Print every one of the following rows word for word, with no changes.

===

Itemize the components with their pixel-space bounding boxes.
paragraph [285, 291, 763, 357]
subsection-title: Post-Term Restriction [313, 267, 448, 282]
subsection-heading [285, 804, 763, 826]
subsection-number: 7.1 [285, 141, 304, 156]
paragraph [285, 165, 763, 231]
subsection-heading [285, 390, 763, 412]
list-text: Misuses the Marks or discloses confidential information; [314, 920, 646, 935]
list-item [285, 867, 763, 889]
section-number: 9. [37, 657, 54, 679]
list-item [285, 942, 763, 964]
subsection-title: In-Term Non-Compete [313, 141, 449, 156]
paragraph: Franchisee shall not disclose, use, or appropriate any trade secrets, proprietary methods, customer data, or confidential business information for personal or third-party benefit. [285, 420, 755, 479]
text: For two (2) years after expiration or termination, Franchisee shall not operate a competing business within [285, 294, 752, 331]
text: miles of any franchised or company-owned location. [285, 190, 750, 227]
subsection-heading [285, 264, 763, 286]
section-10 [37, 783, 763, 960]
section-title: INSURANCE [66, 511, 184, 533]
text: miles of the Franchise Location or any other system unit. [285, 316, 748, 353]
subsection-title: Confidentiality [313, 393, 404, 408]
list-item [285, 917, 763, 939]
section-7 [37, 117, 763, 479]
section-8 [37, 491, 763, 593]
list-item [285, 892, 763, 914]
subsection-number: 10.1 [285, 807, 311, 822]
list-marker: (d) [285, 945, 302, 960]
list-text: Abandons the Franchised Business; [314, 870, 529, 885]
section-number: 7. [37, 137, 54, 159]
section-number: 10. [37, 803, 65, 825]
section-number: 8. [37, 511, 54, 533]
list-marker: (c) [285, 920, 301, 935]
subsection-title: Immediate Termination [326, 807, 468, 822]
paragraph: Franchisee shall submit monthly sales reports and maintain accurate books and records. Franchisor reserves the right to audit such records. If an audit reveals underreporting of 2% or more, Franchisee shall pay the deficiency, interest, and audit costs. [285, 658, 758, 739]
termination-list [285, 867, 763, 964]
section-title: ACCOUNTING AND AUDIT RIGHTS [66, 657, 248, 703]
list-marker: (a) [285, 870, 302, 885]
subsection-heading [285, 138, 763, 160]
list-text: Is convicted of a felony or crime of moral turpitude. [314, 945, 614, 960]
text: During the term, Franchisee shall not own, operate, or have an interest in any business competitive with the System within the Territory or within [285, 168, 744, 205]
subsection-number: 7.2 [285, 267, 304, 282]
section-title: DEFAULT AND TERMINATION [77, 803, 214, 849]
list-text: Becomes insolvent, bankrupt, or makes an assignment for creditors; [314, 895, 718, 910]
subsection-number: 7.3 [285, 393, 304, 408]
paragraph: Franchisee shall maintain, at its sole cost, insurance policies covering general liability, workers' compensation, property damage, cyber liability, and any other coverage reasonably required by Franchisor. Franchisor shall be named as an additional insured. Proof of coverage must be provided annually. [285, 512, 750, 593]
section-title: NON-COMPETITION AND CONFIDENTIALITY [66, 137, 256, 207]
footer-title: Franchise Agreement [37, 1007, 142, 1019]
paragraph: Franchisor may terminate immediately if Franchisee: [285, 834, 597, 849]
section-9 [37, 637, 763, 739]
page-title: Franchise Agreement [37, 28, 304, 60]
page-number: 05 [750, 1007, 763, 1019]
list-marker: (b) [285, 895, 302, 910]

===

TASK OUTPUT:
Itemize the components with their pixel-space bounding boxes.
paragraph [285, 291, 763, 357]
subsection-title: Post-Term Restriction [313, 267, 448, 282]
subsection-heading [285, 804, 763, 826]
subsection-number: 7.1 [285, 141, 304, 156]
paragraph [285, 165, 763, 231]
subsection-heading [285, 390, 763, 412]
list-text: Misuses the Marks or discloses confidential information; [314, 920, 646, 935]
list-item [285, 867, 763, 889]
section-number: 9. [37, 657, 54, 679]
list-item [285, 942, 763, 964]
subsection-title: In-Term Non-Compete [313, 141, 449, 156]
paragraph: Franchisee shall not disclose, use, or appropriate any trade secrets, proprietary methods, customer data, or confidential business information for personal or third-party benefit. [285, 420, 755, 479]
text: For two (2) years after expiration or termination, Franchisee shall not operate a competing business within [285, 294, 752, 331]
text: miles of any franchised or company-owned location. [285, 190, 750, 227]
subsection-heading [285, 264, 763, 286]
section-10 [37, 783, 763, 960]
section-title: INSURANCE [66, 511, 184, 533]
text: miles of the Franchise Location or any other system unit. [285, 316, 748, 353]
subsection-title: Confidentiality [313, 393, 404, 408]
list-item [285, 917, 763, 939]
section-7 [37, 117, 763, 479]
section-8 [37, 491, 763, 593]
list-item [285, 892, 763, 914]
subsection-number: 10.1 [285, 807, 311, 822]
list-marker: (d) [285, 945, 302, 960]
list-text: Abandons the Franchised Business; [314, 870, 529, 885]
section-number: 7. [37, 137, 54, 159]
section-number: 10. [37, 803, 65, 825]
section-number: 8. [37, 511, 54, 533]
list-marker: (c) [285, 920, 301, 935]
subsection-title: Immediate Termination [326, 807, 468, 822]
paragraph: Franchisee shall submit monthly sales reports and maintain accurate books and records. Franchisor reserves the right to audit such records. If an audit reveals underreporting of 2% or more, Franchisee shall pay the deficiency, interest, and audit costs. [285, 658, 758, 739]
termination-list [285, 867, 763, 964]
section-title: ACCOUNTING AND AUDIT RIGHTS [66, 657, 248, 703]
list-marker: (a) [285, 870, 302, 885]
subsection-heading [285, 138, 763, 160]
list-text: Is convicted of a felony or crime of moral turpitude. [314, 945, 614, 960]
text: During the term, Franchisee shall not own, operate, or have an interest in any business competitive with the System within the Territory or within [285, 168, 744, 205]
subsection-number: 7.2 [285, 267, 304, 282]
section-title: DEFAULT AND TERMINATION [77, 803, 214, 849]
list-text: Becomes insolvent, bankrupt, or makes an assignment for creditors; [314, 895, 718, 910]
subsection-number: 7.3 [285, 393, 304, 408]
paragraph: Franchisee shall maintain, at its sole cost, insurance policies covering general liability, workers' compensation, property damage, cyber liability, and any other coverage reasonably required by Franchisor. Franchisor shall be named as an additional insured. Proof of coverage must be provided annually. [285, 512, 750, 593]
section-title: NON-COMPETITION AND CONFIDENTIALITY [66, 137, 256, 207]
footer-title: Franchise Agreement [37, 1007, 142, 1019]
paragraph: Franchisor may terminate immediately if Franchisee: [285, 834, 597, 849]
section-9 [37, 637, 763, 739]
page-title: Franchise Agreement [37, 28, 304, 60]
page-number: 05 [750, 1007, 763, 1019]
list-marker: (b) [285, 895, 302, 910]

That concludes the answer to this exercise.